• _Work instructions_
Transcribe all the records exactly and omit any images they hold.

***

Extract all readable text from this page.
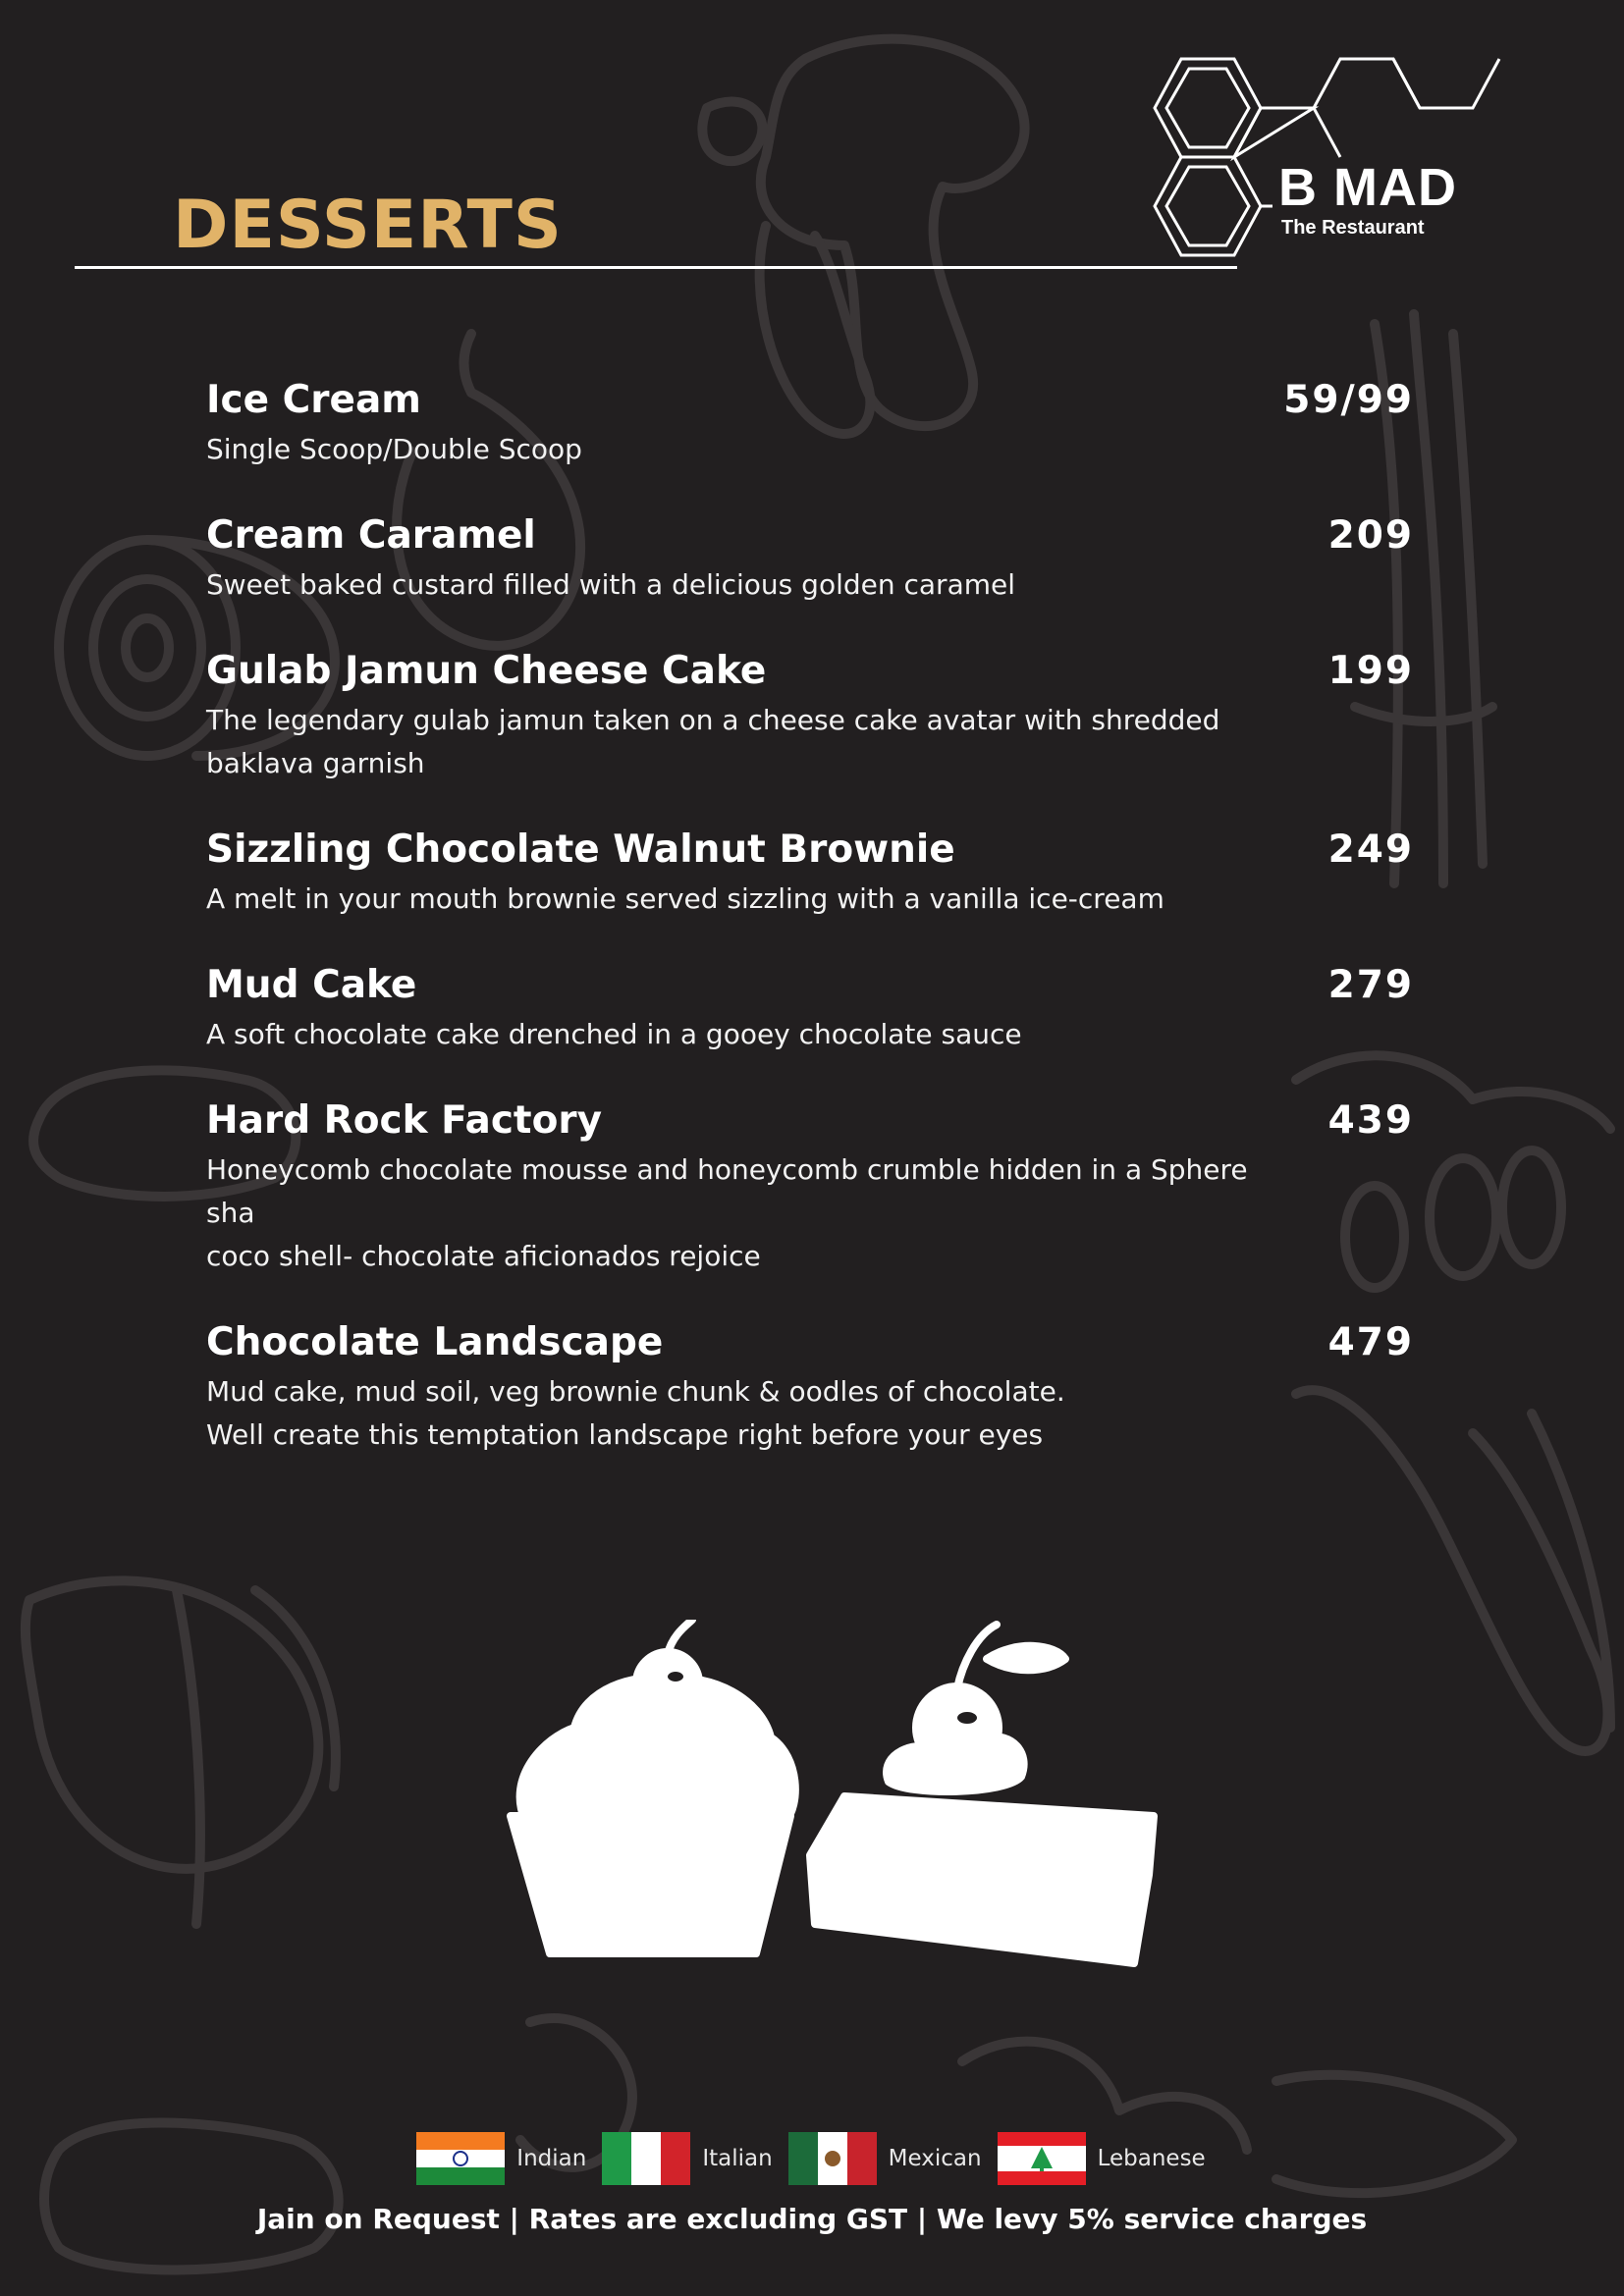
B MAD
The Restaurant
DESSERTS
Ice Cream	59/99
Single Scoop/Double Scoop
Cream Caramel	209
Sweet baked custard filled with a delicious golden caramel
Gulab Jamun Cheese Cake	199
The legendary gulab jamun taken on a cheese cake avatar with shredded
baklava garnish
Sizzling Chocolate Walnut Brownie	249
A melt in your mouth brownie served sizzling with a vanilla ice-cream
Mud Cake	279
A soft chocolate cake drenched in a gooey chocolate sauce
Hard Rock Factory	439
Honeycomb chocolate mousse and honeycomb crumble hidden in a Sphere sha
coco shell- chocolate aficionados rejoice
Chocolate Landscape	479
Mud cake, mud soil, veg brownie chunk & oodles of chocolate.
Well create this temptation landscape right before your eyes
Indian	Italian	Mexican	Lebanese
Jain on Request | Rates are excluding GST | We levy 5% service charges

***

• _Finished answer_
Extract all readable text from this page.
B MAD
The Restaurant
DESSERTS
Ice Cream	59/99
Single Scoop/Double Scoop
Cream Caramel	209
Sweet baked custard filled with a delicious golden caramel
Gulab Jamun Cheese Cake	199
The legendary gulab jamun taken on a cheese cake avatar with shredded
baklava garnish
Sizzling Chocolate Walnut Brownie	249
A melt in your mouth brownie served sizzling with a vanilla ice-cream
Mud Cake	279
A soft chocolate cake drenched in a gooey chocolate sauce
Hard Rock Factory	439
Honeycomb chocolate mousse and honeycomb crumble hidden in a Sphere sha
coco shell- chocolate aficionados rejoice
Chocolate Landscape	479
Mud cake, mud soil, veg brownie chunk & oodles of chocolate.
Well create this temptation landscape right before your eyes
Indian	Italian	Mexican	Lebanese
Jain on Request | Rates are excluding GST | We levy 5% service charges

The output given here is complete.